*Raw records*
:::::
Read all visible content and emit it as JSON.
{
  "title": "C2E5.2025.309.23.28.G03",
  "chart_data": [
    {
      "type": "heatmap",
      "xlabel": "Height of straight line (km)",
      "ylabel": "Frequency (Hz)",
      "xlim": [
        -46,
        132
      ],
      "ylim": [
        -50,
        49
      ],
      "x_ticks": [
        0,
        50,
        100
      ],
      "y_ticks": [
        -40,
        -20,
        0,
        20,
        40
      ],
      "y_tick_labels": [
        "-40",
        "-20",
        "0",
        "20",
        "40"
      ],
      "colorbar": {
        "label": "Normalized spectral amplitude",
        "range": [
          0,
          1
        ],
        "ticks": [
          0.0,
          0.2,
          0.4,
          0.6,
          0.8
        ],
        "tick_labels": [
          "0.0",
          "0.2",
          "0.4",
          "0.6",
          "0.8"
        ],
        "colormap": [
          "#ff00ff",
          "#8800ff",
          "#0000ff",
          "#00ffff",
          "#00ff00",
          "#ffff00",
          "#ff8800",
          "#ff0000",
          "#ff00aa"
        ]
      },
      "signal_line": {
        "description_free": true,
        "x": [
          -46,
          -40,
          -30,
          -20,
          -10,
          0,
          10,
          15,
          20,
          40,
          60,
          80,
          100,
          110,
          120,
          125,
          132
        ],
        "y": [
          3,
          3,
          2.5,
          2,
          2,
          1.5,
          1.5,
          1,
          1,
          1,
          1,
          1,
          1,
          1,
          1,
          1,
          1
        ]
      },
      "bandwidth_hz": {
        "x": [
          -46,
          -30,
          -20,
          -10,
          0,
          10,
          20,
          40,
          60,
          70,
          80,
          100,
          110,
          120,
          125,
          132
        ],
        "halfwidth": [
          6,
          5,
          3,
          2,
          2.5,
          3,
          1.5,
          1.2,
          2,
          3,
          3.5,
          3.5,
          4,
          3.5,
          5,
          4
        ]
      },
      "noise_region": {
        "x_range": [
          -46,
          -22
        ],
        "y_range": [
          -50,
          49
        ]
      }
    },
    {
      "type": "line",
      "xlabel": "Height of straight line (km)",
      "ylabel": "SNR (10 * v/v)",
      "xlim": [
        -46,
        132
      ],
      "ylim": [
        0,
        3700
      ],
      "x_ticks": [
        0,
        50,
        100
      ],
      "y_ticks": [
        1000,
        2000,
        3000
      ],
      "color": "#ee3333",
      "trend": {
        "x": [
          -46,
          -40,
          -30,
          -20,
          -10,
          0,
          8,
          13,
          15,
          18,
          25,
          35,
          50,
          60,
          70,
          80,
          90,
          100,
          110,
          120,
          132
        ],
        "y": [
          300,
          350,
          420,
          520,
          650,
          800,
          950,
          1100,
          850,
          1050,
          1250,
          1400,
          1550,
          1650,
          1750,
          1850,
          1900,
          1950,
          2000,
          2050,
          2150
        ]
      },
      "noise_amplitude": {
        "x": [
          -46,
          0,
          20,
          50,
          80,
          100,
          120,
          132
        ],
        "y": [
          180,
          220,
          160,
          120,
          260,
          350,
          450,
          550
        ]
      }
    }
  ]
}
:::::
*Task instructions*
Without leaving anything out, quote all the data.

*Worked solution*
Read all visible content and emit it as JSON.
{
  "title": "C2E5.2025.309.23.28.G03",
  "chart_data": [
    {
      "type": "heatmap",
      "xlabel": "Height of straight line (km)",
      "ylabel": "Frequency (Hz)",
      "xlim": [
        -46,
        132
      ],
      "ylim": [
        -50,
        49
      ],
      "x_ticks": [
        0,
        50,
        100
      ],
      "y_ticks": [
        -40,
        -20,
        0,
        20,
        40
      ],
      "y_tick_labels": [
        "-40",
        "-20",
        "0",
        "20",
        "40"
      ],
      "colorbar": {
        "label": "Normalized spectral amplitude",
        "range": [
          0,
          1
        ],
        "ticks": [
          0.0,
          0.2,
          0.4,
          0.6,
          0.8
        ],
        "tick_labels": [
          "0.0",
          "0.2",
          "0.4",
          "0.6",
          "0.8"
        ],
        "colormap": [
          "#ff00ff",
          "#8800ff",
          "#0000ff",
          "#00ffff",
          "#00ff00",
          "#ffff00",
          "#ff8800",
          "#ff0000",
          "#ff00aa"
        ]
      },
      "signal_line": {
        "description_free": true,
        "x": [
          -46,
          -40,
          -30,
          -20,
          -10,
          0,
          10,
          15,
          20,
          40,
          60,
          80,
          100,
          110,
          120,
          125,
          132
        ],
        "y": [
          3,
          3,
          2.5,
          2,
          2,
          1.5,
          1.5,
          1,
          1,
          1,
          1,
          1,
          1,
          1,
          1,
          1,
          1
        ]
      },
      "bandwidth_hz": {
        "x": [
          -46,
          -30,
          -20,
          -10,
          0,
          10,
          20,
          40,
          60,
          70,
          80,
          100,
          110,
          120,
          125,
          132
        ],
        "halfwidth": [
          6,
          5,
          3,
          2,
          2.5,
          3,
          1.5,
          1.2,
          2,
          3,
          3.5,
          3.5,
          4,
          3.5,
          5,
          4
        ]
      },
      "noise_region": {
        "x_range": [
          -46,
          -22
        ],
        "y_range": [
          -50,
          49
        ]
      }
    },
    {
      "type": "line",
      "xlabel": "Height of straight line (km)",
      "ylabel": "SNR (10 * v/v)",
      "xlim": [
        -46,
        132
      ],
      "ylim": [
        0,
        3700
      ],
      "x_ticks": [
        0,
        50,
        100
      ],
      "y_ticks": [
        1000,
        2000,
        3000
      ],
      "color": "#ee3333",
      "trend": {
        "x": [
          -46,
          -40,
          -30,
          -20,
          -10,
          0,
          8,
          13,
          15,
          18,
          25,
          35,
          50,
          60,
          70,
          80,
          90,
          100,
          110,
          120,
          132
        ],
        "y": [
          300,
          350,
          420,
          520,
          650,
          800,
          950,
          1100,
          850,
          1050,
          1250,
          1400,
          1550,
          1650,
          1750,
          1850,
          1900,
          1950,
          2000,
          2050,
          2150
        ]
      },
      "noise_amplitude": {
        "x": [
          -46,
          0,
          20,
          50,
          80,
          100,
          120,
          132
        ],
        "y": [
          180,
          220,
          160,
          120,
          260,
          350,
          450,
          550
        ]
      }
    }
  ]
}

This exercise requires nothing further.